* _The problem_
The data below should be printed in full, exactly, and without any of its images.
start Data lines
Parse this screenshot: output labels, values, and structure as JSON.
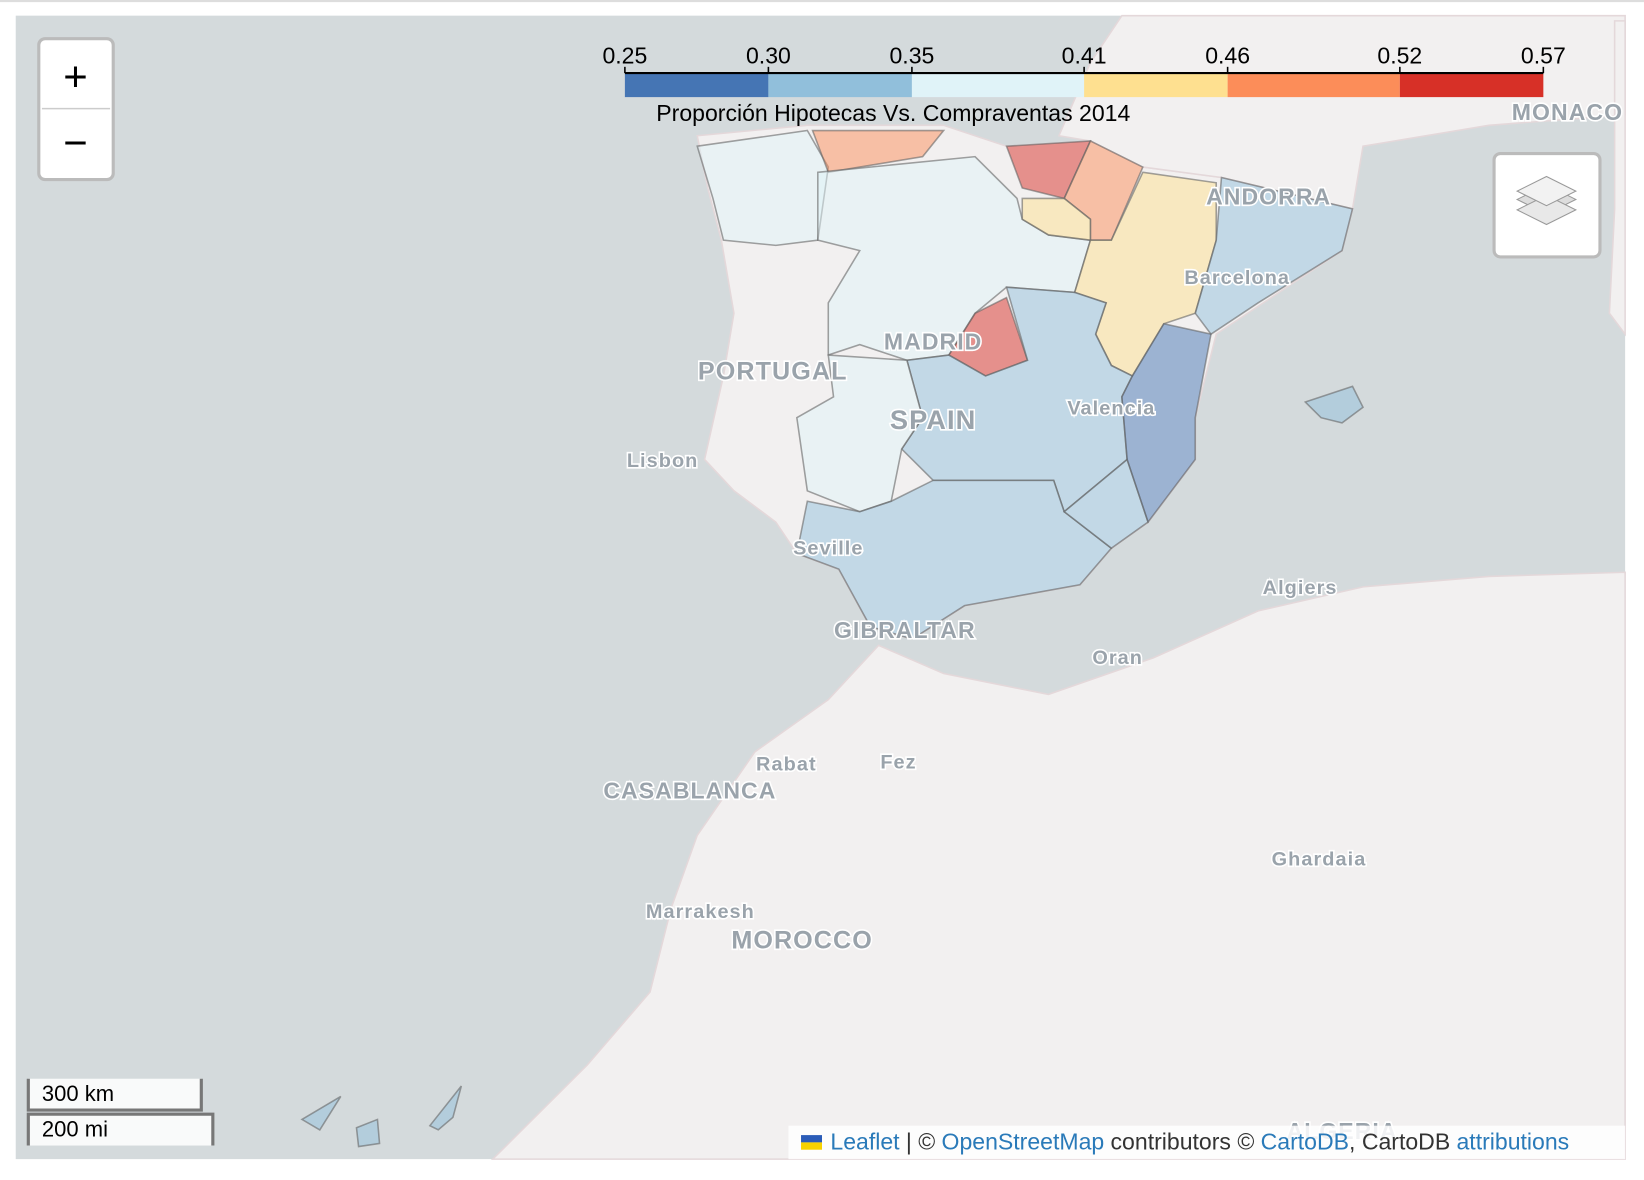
{
  "chart_data": {
    "type": "choropleth",
    "title": "Proporción Hipotecas Vs. Compraventas 2014",
    "colorbar": {
      "ticks": [
        0.25,
        {
          "value": 0.3,
          "label": "0.30"
        },
        0.35,
        0.41,
        0.46,
        0.52,
        0.57
      ],
      "colors": [
        "#4575b4",
        "#91bfdb",
        "#e0f3f8",
        "#fee090",
        "#fc8d59",
        "#d73027"
      ]
    },
    "region_values": [
      0.37,
      0.47,
      0.37,
      0.53,
      0.48,
      0.43,
      0.43,
      0.32,
      0.53,
      0.33,
      0.37,
      0.33,
      0.33,
      0.29,
      0.33,
      0.33,
      0.33,
      0.33
    ],
    "fill_opacity": 0.5
  },
  "map_labels": [
    "PORTUGAL",
    "SPAIN",
    "MADRID",
    "Lisbon",
    "Barcelona",
    "Valencia",
    "Seville",
    "GIBRALTAR",
    "ANDORRA",
    "MONACO",
    "Algiers",
    "Oran",
    "Rabat",
    "Fez",
    "CASABLANCA",
    "Marrakesh",
    "MOROCCO",
    "Ghardaia",
    "ALGERIA"
  ],
  "controls": {
    "zoom_in": "+",
    "zoom_out": "−"
  },
  "scale": [
    "300 km",
    "200 mi"
  ],
  "attribution": [
    "Leaflet",
    "| ©",
    "OpenStreetMap",
    "contributors ©",
    "CartoDB",
    ", CartoDB",
    "attributions"
  ]
}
end Data lines
* _Full solution_
Parse this screenshot: output labels, values, and structure as JSON.
{
  "chart_data": {
    "type": "choropleth",
    "title": "Proporción Hipotecas Vs. Compraventas 2014",
    "colorbar": {
      "ticks": [
        0.25,
        {
          "value": 0.3,
          "label": "0.30"
        },
        0.35,
        0.41,
        0.46,
        0.52,
        0.57
      ],
      "colors": [
        "#4575b4",
        "#91bfdb",
        "#e0f3f8",
        "#fee090",
        "#fc8d59",
        "#d73027"
      ]
    },
    "region_values": [
      0.37,
      0.47,
      0.37,
      0.53,
      0.48,
      0.43,
      0.43,
      0.32,
      0.53,
      0.33,
      0.37,
      0.33,
      0.33,
      0.29,
      0.33,
      0.33,
      0.33,
      0.33
    ],
    "fill_opacity": 0.5
  },
  "map_labels": [
    "PORTUGAL",
    "SPAIN",
    "MADRID",
    "Lisbon",
    "Barcelona",
    "Valencia",
    "Seville",
    "GIBRALTAR",
    "ANDORRA",
    "MONACO",
    "Algiers",
    "Oran",
    "Rabat",
    "Fez",
    "CASABLANCA",
    "Marrakesh",
    "MOROCCO",
    "Ghardaia",
    "ALGERIA"
  ],
  "controls": {
    "zoom_in": "+",
    "zoom_out": "−"
  },
  "scale": [
    "300 km",
    "200 mi"
  ],
  "attribution": [
    "Leaflet",
    "| ©",
    "OpenStreetMap",
    "contributors ©",
    "CartoDB",
    ", CartoDB",
    "attributions"
  ]
}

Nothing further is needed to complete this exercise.